#### GIVEN EXERCISE
From the listing that follows, output everything exactly except the pictures.

==== MATERIAL FOR THIS TASK

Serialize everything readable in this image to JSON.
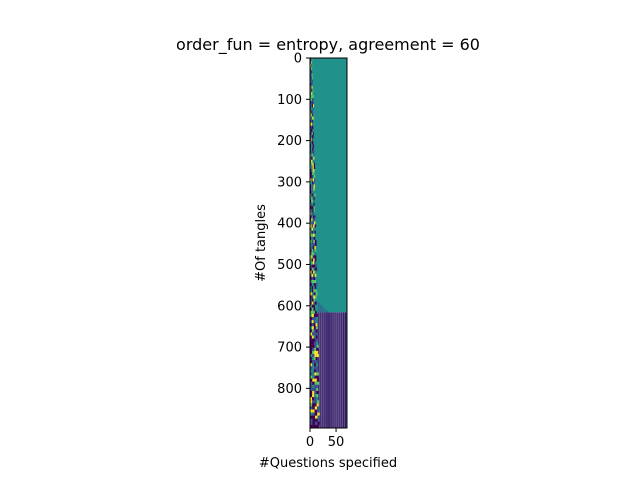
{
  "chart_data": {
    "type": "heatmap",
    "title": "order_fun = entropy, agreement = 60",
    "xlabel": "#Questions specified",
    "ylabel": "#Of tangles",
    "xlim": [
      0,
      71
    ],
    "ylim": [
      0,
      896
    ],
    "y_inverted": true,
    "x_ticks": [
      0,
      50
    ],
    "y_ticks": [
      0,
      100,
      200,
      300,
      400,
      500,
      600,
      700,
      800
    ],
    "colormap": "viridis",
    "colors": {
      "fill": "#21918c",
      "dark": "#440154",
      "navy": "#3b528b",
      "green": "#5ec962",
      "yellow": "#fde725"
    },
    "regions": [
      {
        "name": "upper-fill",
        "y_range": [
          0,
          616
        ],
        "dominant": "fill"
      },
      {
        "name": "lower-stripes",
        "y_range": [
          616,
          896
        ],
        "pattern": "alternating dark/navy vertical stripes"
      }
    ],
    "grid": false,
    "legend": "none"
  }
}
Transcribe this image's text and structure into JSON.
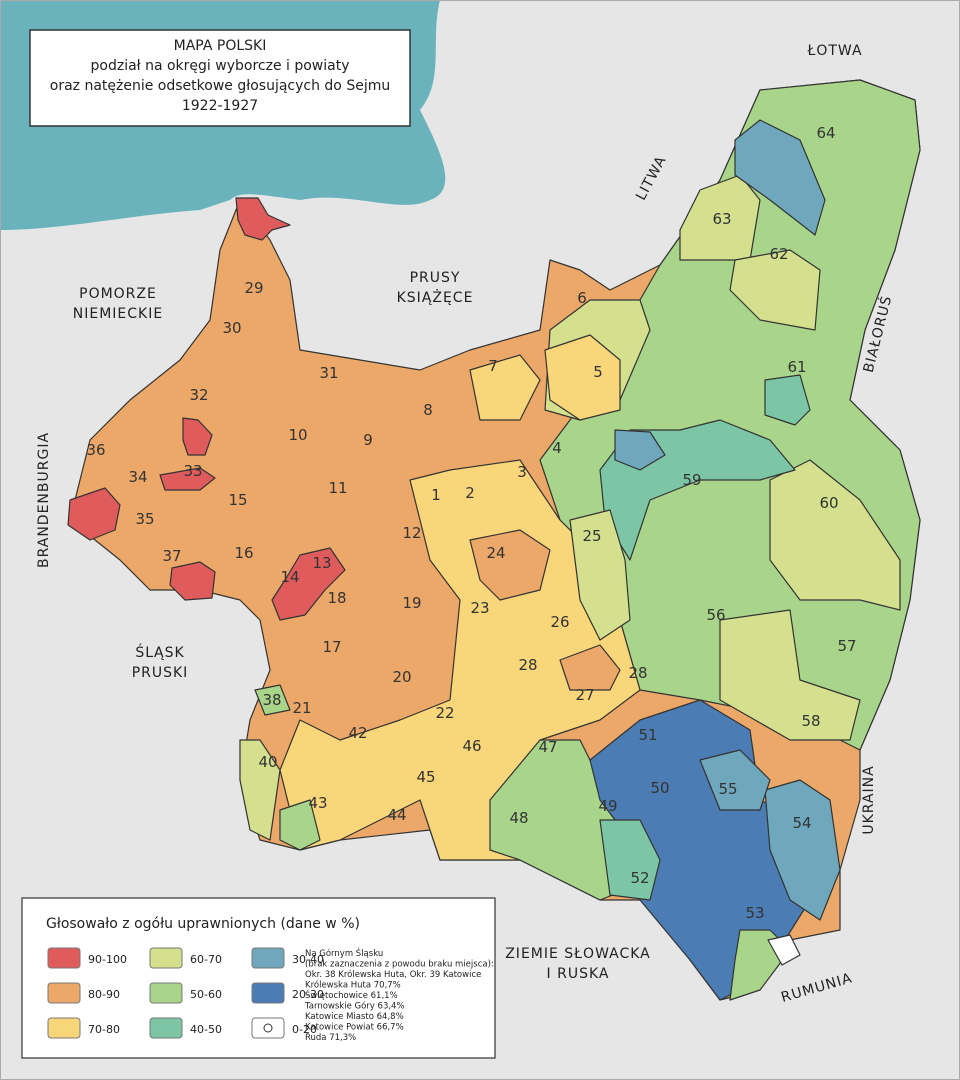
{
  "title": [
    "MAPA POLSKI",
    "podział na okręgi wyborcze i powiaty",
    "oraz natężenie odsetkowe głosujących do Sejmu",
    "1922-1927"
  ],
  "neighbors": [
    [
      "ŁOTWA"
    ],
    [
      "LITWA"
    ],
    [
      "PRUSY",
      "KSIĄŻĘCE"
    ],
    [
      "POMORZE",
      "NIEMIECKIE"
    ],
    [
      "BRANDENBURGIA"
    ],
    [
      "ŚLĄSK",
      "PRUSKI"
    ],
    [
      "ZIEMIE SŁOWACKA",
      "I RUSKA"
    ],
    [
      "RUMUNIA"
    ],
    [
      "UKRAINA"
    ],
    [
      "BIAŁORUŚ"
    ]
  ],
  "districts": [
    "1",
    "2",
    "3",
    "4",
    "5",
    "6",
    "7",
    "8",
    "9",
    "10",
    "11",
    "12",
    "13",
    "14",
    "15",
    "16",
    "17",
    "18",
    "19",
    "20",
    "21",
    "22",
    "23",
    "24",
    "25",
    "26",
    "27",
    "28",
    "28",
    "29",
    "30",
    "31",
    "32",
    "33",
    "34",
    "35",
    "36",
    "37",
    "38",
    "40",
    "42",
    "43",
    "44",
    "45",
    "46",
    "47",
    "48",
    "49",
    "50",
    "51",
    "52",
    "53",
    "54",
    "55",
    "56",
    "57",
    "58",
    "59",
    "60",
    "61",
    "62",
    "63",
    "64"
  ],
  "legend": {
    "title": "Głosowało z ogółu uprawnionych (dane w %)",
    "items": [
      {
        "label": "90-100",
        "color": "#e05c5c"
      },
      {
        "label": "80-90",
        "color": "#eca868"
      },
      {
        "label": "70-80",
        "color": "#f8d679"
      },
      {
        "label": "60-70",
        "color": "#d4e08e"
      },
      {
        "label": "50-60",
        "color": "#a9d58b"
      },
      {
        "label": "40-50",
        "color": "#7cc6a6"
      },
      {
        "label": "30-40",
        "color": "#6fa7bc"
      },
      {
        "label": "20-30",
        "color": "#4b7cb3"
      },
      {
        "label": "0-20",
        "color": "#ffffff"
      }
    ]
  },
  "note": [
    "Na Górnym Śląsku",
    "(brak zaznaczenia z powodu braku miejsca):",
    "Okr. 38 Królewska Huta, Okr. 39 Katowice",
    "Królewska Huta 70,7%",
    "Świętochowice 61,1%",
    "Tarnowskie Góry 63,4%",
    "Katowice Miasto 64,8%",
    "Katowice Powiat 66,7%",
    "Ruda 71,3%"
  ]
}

========

#### WRITTEN SOLUTION
Serialize everything readable in this image to JSON.
{
  "chart_data": {
    "type": "heatmap",
    "title": "order_fun = entropy, agreement = 60",
    "xlabel": "#Questions specified",
    "ylabel": "#Of tangles",
    "xlim": [
      0,
      71
    ],
    "ylim": [
      0,
      896
    ],
    "y_inverted": true,
    "x_ticks": [
      0,
      50
    ],
    "y_ticks": [
      0,
      100,
      200,
      300,
      400,
      500,
      600,
      700,
      800
    ],
    "colormap": "viridis",
    "colors": {
      "fill": "#21918c",
      "dark": "#440154",
      "navy": "#3b528b",
      "green": "#5ec962",
      "yellow": "#fde725"
    },
    "regions": [
      {
        "name": "upper-fill",
        "y_range": [
          0,
          616
        ],
        "dominant": "fill"
      },
      {
        "name": "lower-stripes",
        "y_range": [
          616,
          896
        ],
        "pattern": "alternating dark/navy vertical stripes"
      }
    ],
    "grid": false,
    "legend": "none"
  }
}
Transcribe this image's text and structure into JSON.
{
  "title": [
    "MAPA POLSKI",
    "podział na okręgi wyborcze i powiaty",
    "oraz natężenie odsetkowe głosujących do Sejmu",
    "1922-1927"
  ],
  "neighbors": [
    [
      "ŁOTWA"
    ],
    [
      "LITWA"
    ],
    [
      "PRUSY",
      "KSIĄŻĘCE"
    ],
    [
      "POMORZE",
      "NIEMIECKIE"
    ],
    [
      "BRANDENBURGIA"
    ],
    [
      "ŚLĄSK",
      "PRUSKI"
    ],
    [
      "ZIEMIE SŁOWACKA",
      "I RUSKA"
    ],
    [
      "RUMUNIA"
    ],
    [
      "UKRAINA"
    ],
    [
      "BIAŁORUŚ"
    ]
  ],
  "districts": [
    "1",
    "2",
    "3",
    "4",
    "5",
    "6",
    "7",
    "8",
    "9",
    "10",
    "11",
    "12",
    "13",
    "14",
    "15",
    "16",
    "17",
    "18",
    "19",
    "20",
    "21",
    "22",
    "23",
    "24",
    "25",
    "26",
    "27",
    "28",
    "28",
    "29",
    "30",
    "31",
    "32",
    "33",
    "34",
    "35",
    "36",
    "37",
    "38",
    "40",
    "42",
    "43",
    "44",
    "45",
    "46",
    "47",
    "48",
    "49",
    "50",
    "51",
    "52",
    "53",
    "54",
    "55",
    "56",
    "57",
    "58",
    "59",
    "60",
    "61",
    "62",
    "63",
    "64"
  ],
  "legend": {
    "title": "Głosowało z ogółu uprawnionych (dane w %)",
    "items": [
      {
        "label": "90-100",
        "color": "#e05c5c"
      },
      {
        "label": "80-90",
        "color": "#eca868"
      },
      {
        "label": "70-80",
        "color": "#f8d679"
      },
      {
        "label": "60-70",
        "color": "#d4e08e"
      },
      {
        "label": "50-60",
        "color": "#a9d58b"
      },
      {
        "label": "40-50",
        "color": "#7cc6a6"
      },
      {
        "label": "30-40",
        "color": "#6fa7bc"
      },
      {
        "label": "20-30",
        "color": "#4b7cb3"
      },
      {
        "label": "0-20",
        "color": "#ffffff"
      }
    ]
  },
  "note": [
    "Na Górnym Śląsku",
    "(brak zaznaczenia z powodu braku miejsca):",
    "Okr. 38 Królewska Huta, Okr. 39 Katowice",
    "Królewska Huta 70,7%",
    "Świętochowice 61,1%",
    "Tarnowskie Góry 63,4%",
    "Katowice Miasto 64,8%",
    "Katowice Powiat 66,7%",
    "Ruda 71,3%"
  ]
}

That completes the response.